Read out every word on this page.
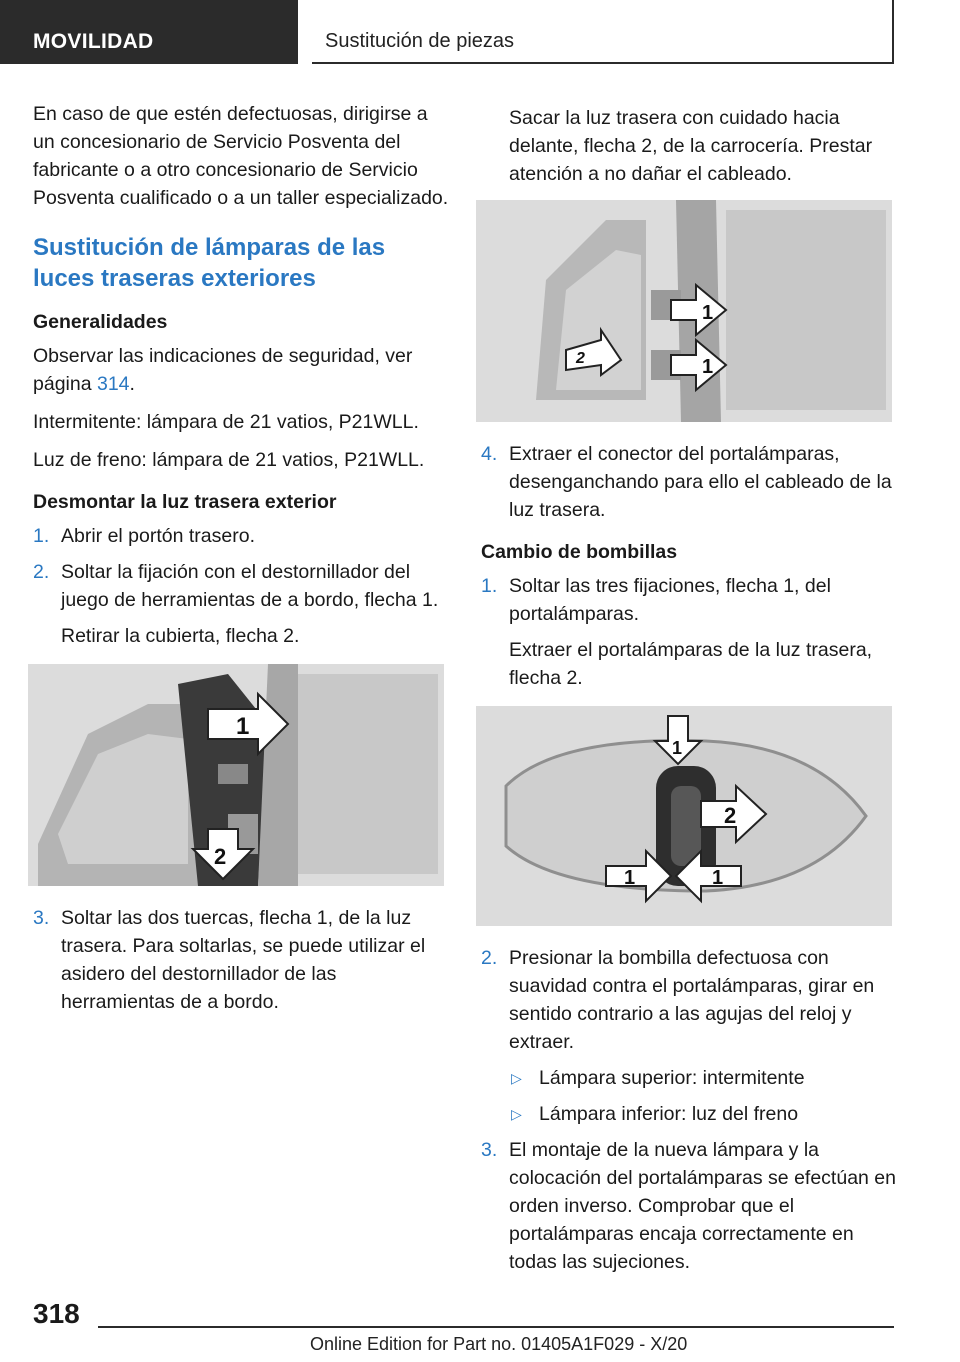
MOVILIDAD	Sustitución de piezas

En caso de que estén defectuosas, dirigirse a un concesionario de Servicio Posventa del fabricante o a otro concesionario de Servicio Posventa cualificado o a un taller especializado.

Sustitución de lámparas de las luces traseras exteriores
Generalidades

Observar las indicaciones de seguridad, ver página 314.

Intermitente: lámpara de 21 vatios, P21WLL.

Luz de freno: lámpara de 21 vatios, P21WLL.

Desmontar la luz trasera exterior
1. Abrir el portón trasero.
2. Soltar la fijación con el destornillador del juego de herramientas de a bordo, flecha 1.

Retirar la cubierta, flecha 2.

1
2
3. Soltar las dos tuercas, flecha 1, de la luz trasera. Para soltarlas, se puede utilizar el asidero del destornillador de las herramientas de a bordo.

Sacar la luz trasera con cuidado hacia delante, flecha 2, de la carrocería. Prestar atención a no dañar el cableado.

1
2	1
4. Extraer el conector del portalámparas, desenganchando para ello el cableado de la luz trasera.
Cambio de bombillas
1. Soltar las tres fijaciones, flecha 1, del portalámparas.

Extraer el portalámparas de la luz trasera, flecha 2.

1
2
1	1
2. Presionar la bombilla defectuosa con suavidad contra el portalámparas, girar en sentido contrario a las agujas del reloj y extraer.
▷ Lámpara superior: intermitente
▷ Lámpara inferior: luz del freno
3. El montaje de la nueva lámpara y la colocación del portalámparas se efectúan en orden inverso. Comprobar que el portalámparas encaja correctamente en todas las sujeciones.
318
Online Edition for Part no. 01405A1F029 - X/20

* * * * * * *

**What the task asks**
Your copy should hold every record word for word and none of the pictures.

**Response to this task**
Read out every word on this page.
MOVILIDAD	Sustitución de piezas

En caso de que estén defectuosas, dirigirse a un concesionario de Servicio Posventa del fabricante o a otro concesionario de Servicio Posventa cualificado o a un taller especializado.

Sustitución de lámparas de las luces traseras exteriores
Generalidades

Observar las indicaciones de seguridad, ver página 314.

Intermitente: lámpara de 21 vatios, P21WLL.

Luz de freno: lámpara de 21 vatios, P21WLL.

Desmontar la luz trasera exterior
1. Abrir el portón trasero.
2. Soltar la fijación con el destornillador del juego de herramientas de a bordo, flecha 1.

Retirar la cubierta, flecha 2.

1
2
3. Soltar las dos tuercas, flecha 1, de la luz trasera. Para soltarlas, se puede utilizar el asidero del destornillador de las herramientas de a bordo.

Sacar la luz trasera con cuidado hacia delante, flecha 2, de la carrocería. Prestar atención a no dañar el cableado.

1
2	1
4. Extraer el conector del portalámparas, desenganchando para ello el cableado de la luz trasera.
Cambio de bombillas
1. Soltar las tres fijaciones, flecha 1, del portalámparas.

Extraer el portalámparas de la luz trasera, flecha 2.

1
2
1	1
2. Presionar la bombilla defectuosa con suavidad contra el portalámparas, girar en sentido contrario a las agujas del reloj y extraer.
▷ Lámpara superior: intermitente
▷ Lámpara inferior: luz del freno
3. El montaje de la nueva lámpara y la colocación del portalámparas se efectúan en orden inverso. Comprobar que el portalámparas encaja correctamente en todas las sujeciones.
318
Online Edition for Part no. 01405A1F029 - X/20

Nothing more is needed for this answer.